What needs to be done | Omit images. Retype all entries verbatim.

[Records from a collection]
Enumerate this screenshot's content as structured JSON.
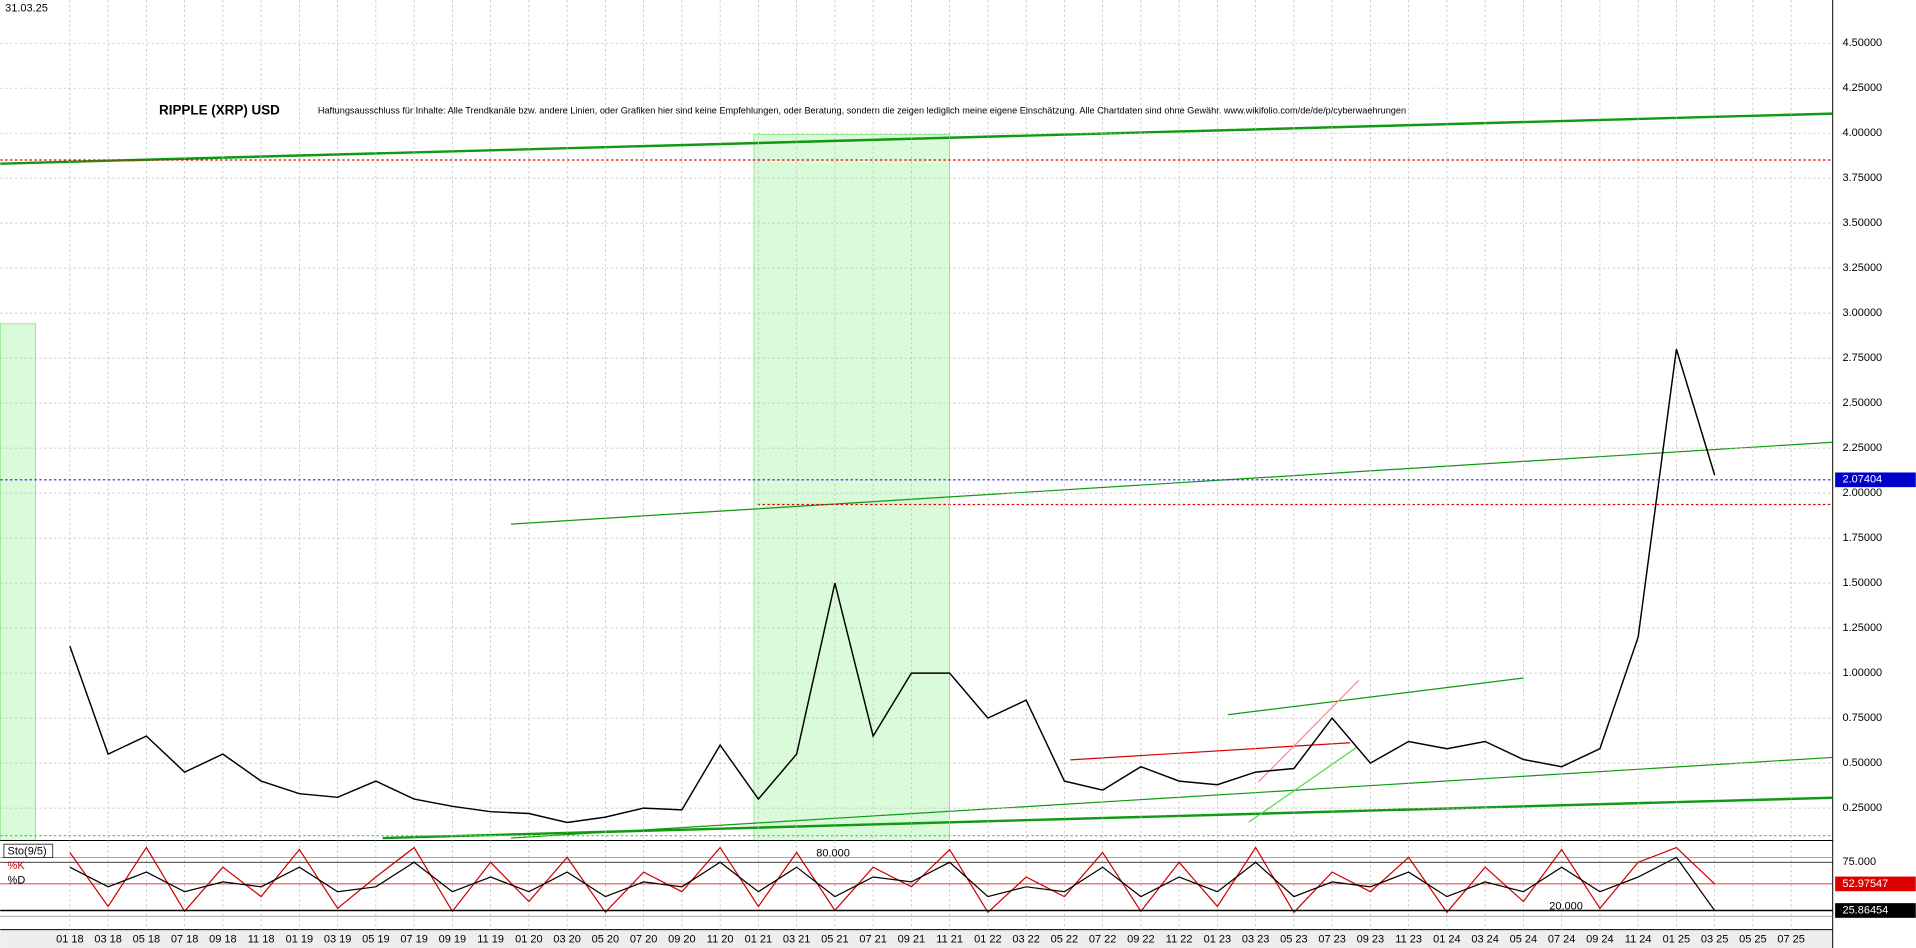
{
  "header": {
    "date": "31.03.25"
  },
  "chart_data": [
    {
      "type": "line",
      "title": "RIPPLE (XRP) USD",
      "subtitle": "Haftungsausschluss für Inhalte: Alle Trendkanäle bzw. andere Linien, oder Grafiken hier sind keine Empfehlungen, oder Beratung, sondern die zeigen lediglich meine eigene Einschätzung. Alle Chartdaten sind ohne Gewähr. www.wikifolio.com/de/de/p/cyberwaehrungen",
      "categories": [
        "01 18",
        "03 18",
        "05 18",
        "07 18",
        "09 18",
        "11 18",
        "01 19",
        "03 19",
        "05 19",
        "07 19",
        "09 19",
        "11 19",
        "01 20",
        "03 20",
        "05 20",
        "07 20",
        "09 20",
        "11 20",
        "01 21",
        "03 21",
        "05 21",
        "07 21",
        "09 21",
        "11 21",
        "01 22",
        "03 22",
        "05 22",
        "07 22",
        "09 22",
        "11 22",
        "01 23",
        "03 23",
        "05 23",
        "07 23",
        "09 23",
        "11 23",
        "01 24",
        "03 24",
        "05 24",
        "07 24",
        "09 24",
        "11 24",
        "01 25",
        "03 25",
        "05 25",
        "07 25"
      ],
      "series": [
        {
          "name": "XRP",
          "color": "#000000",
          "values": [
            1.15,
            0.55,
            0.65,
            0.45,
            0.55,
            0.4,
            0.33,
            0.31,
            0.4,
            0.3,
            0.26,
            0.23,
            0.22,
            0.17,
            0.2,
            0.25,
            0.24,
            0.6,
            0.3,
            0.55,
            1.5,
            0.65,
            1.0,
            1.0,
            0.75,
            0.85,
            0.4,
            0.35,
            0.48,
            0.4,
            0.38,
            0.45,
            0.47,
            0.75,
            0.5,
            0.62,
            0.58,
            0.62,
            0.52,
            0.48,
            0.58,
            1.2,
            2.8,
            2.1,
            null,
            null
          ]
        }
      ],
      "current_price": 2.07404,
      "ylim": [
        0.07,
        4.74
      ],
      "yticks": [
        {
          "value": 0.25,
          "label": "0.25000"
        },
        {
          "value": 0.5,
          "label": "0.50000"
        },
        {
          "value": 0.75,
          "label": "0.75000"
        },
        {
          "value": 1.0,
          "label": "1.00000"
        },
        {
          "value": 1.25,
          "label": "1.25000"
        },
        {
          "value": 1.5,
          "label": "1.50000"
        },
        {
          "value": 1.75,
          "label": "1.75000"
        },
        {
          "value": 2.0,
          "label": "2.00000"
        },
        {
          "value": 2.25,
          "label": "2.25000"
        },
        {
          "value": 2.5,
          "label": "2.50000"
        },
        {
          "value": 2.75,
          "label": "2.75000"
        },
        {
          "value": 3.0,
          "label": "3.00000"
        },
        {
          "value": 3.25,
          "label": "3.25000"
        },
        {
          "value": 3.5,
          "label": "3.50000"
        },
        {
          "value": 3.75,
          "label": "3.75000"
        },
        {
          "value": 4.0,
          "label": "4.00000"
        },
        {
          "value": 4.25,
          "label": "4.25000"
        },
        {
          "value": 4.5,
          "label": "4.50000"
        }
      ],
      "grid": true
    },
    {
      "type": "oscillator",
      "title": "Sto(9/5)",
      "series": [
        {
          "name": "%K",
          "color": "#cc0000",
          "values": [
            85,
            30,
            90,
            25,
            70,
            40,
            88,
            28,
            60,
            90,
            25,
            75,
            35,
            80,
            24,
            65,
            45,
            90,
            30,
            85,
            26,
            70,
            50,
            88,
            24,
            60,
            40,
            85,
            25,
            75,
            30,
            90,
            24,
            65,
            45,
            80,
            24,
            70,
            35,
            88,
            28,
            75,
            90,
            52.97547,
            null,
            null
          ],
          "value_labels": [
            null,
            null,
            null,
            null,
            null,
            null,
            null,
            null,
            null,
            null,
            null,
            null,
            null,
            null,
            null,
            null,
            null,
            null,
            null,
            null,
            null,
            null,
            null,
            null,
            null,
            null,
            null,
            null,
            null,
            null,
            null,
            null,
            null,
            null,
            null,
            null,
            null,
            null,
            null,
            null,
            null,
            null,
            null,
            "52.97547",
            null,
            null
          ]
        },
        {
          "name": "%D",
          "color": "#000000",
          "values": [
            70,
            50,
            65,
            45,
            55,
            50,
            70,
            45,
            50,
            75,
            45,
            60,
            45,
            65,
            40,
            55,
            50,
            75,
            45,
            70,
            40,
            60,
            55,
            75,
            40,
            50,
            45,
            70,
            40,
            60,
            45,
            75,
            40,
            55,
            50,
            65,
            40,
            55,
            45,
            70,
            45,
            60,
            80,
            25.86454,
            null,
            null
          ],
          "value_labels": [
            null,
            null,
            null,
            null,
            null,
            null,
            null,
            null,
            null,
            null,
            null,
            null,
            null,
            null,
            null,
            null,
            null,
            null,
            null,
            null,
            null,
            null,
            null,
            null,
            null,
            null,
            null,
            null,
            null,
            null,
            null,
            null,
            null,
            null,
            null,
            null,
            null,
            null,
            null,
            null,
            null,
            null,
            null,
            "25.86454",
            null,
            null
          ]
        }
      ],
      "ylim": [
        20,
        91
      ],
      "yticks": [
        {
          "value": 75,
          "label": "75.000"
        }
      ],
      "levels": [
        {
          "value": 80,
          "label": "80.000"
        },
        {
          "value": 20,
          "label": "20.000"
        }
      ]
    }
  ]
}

Response for this exercise |
Enumerate this screenshot's content as structured JSON.
{
  "header": {
    "date": "31.03.25"
  },
  "chart_data": [
    {
      "type": "line",
      "title": "RIPPLE (XRP) USD",
      "subtitle": "Haftungsausschluss für Inhalte: Alle Trendkanäle bzw. andere Linien, oder Grafiken hier sind keine Empfehlungen, oder Beratung, sondern die zeigen lediglich meine eigene Einschätzung. Alle Chartdaten sind ohne Gewähr. www.wikifolio.com/de/de/p/cyberwaehrungen",
      "categories": [
        "01 18",
        "03 18",
        "05 18",
        "07 18",
        "09 18",
        "11 18",
        "01 19",
        "03 19",
        "05 19",
        "07 19",
        "09 19",
        "11 19",
        "01 20",
        "03 20",
        "05 20",
        "07 20",
        "09 20",
        "11 20",
        "01 21",
        "03 21",
        "05 21",
        "07 21",
        "09 21",
        "11 21",
        "01 22",
        "03 22",
        "05 22",
        "07 22",
        "09 22",
        "11 22",
        "01 23",
        "03 23",
        "05 23",
        "07 23",
        "09 23",
        "11 23",
        "01 24",
        "03 24",
        "05 24",
        "07 24",
        "09 24",
        "11 24",
        "01 25",
        "03 25",
        "05 25",
        "07 25"
      ],
      "series": [
        {
          "name": "XRP",
          "color": "#000000",
          "values": [
            1.15,
            0.55,
            0.65,
            0.45,
            0.55,
            0.4,
            0.33,
            0.31,
            0.4,
            0.3,
            0.26,
            0.23,
            0.22,
            0.17,
            0.2,
            0.25,
            0.24,
            0.6,
            0.3,
            0.55,
            1.5,
            0.65,
            1.0,
            1.0,
            0.75,
            0.85,
            0.4,
            0.35,
            0.48,
            0.4,
            0.38,
            0.45,
            0.47,
            0.75,
            0.5,
            0.62,
            0.58,
            0.62,
            0.52,
            0.48,
            0.58,
            1.2,
            2.8,
            2.1,
            null,
            null
          ]
        }
      ],
      "current_price": 2.07404,
      "ylim": [
        0.07,
        4.74
      ],
      "yticks": [
        {
          "value": 0.25,
          "label": "0.25000"
        },
        {
          "value": 0.5,
          "label": "0.50000"
        },
        {
          "value": 0.75,
          "label": "0.75000"
        },
        {
          "value": 1.0,
          "label": "1.00000"
        },
        {
          "value": 1.25,
          "label": "1.25000"
        },
        {
          "value": 1.5,
          "label": "1.50000"
        },
        {
          "value": 1.75,
          "label": "1.75000"
        },
        {
          "value": 2.0,
          "label": "2.00000"
        },
        {
          "value": 2.25,
          "label": "2.25000"
        },
        {
          "value": 2.5,
          "label": "2.50000"
        },
        {
          "value": 2.75,
          "label": "2.75000"
        },
        {
          "value": 3.0,
          "label": "3.00000"
        },
        {
          "value": 3.25,
          "label": "3.25000"
        },
        {
          "value": 3.5,
          "label": "3.50000"
        },
        {
          "value": 3.75,
          "label": "3.75000"
        },
        {
          "value": 4.0,
          "label": "4.00000"
        },
        {
          "value": 4.25,
          "label": "4.25000"
        },
        {
          "value": 4.5,
          "label": "4.50000"
        }
      ],
      "grid": true
    },
    {
      "type": "oscillator",
      "title": "Sto(9/5)",
      "series": [
        {
          "name": "%K",
          "color": "#cc0000",
          "values": [
            85,
            30,
            90,
            25,
            70,
            40,
            88,
            28,
            60,
            90,
            25,
            75,
            35,
            80,
            24,
            65,
            45,
            90,
            30,
            85,
            26,
            70,
            50,
            88,
            24,
            60,
            40,
            85,
            25,
            75,
            30,
            90,
            24,
            65,
            45,
            80,
            24,
            70,
            35,
            88,
            28,
            75,
            90,
            52.97547,
            null,
            null
          ],
          "value_labels": [
            null,
            null,
            null,
            null,
            null,
            null,
            null,
            null,
            null,
            null,
            null,
            null,
            null,
            null,
            null,
            null,
            null,
            null,
            null,
            null,
            null,
            null,
            null,
            null,
            null,
            null,
            null,
            null,
            null,
            null,
            null,
            null,
            null,
            null,
            null,
            null,
            null,
            null,
            null,
            null,
            null,
            null,
            null,
            "52.97547",
            null,
            null
          ]
        },
        {
          "name": "%D",
          "color": "#000000",
          "values": [
            70,
            50,
            65,
            45,
            55,
            50,
            70,
            45,
            50,
            75,
            45,
            60,
            45,
            65,
            40,
            55,
            50,
            75,
            45,
            70,
            40,
            60,
            55,
            75,
            40,
            50,
            45,
            70,
            40,
            60,
            45,
            75,
            40,
            55,
            50,
            65,
            40,
            55,
            45,
            70,
            45,
            60,
            80,
            25.86454,
            null,
            null
          ],
          "value_labels": [
            null,
            null,
            null,
            null,
            null,
            null,
            null,
            null,
            null,
            null,
            null,
            null,
            null,
            null,
            null,
            null,
            null,
            null,
            null,
            null,
            null,
            null,
            null,
            null,
            null,
            null,
            null,
            null,
            null,
            null,
            null,
            null,
            null,
            null,
            null,
            null,
            null,
            null,
            null,
            null,
            null,
            null,
            null,
            "25.86454",
            null,
            null
          ]
        }
      ],
      "ylim": [
        20,
        91
      ],
      "yticks": [
        {
          "value": 75,
          "label": "75.000"
        }
      ],
      "levels": [
        {
          "value": 80,
          "label": "80.000"
        },
        {
          "value": 20,
          "label": "20.000"
        }
      ]
    }
  ]
}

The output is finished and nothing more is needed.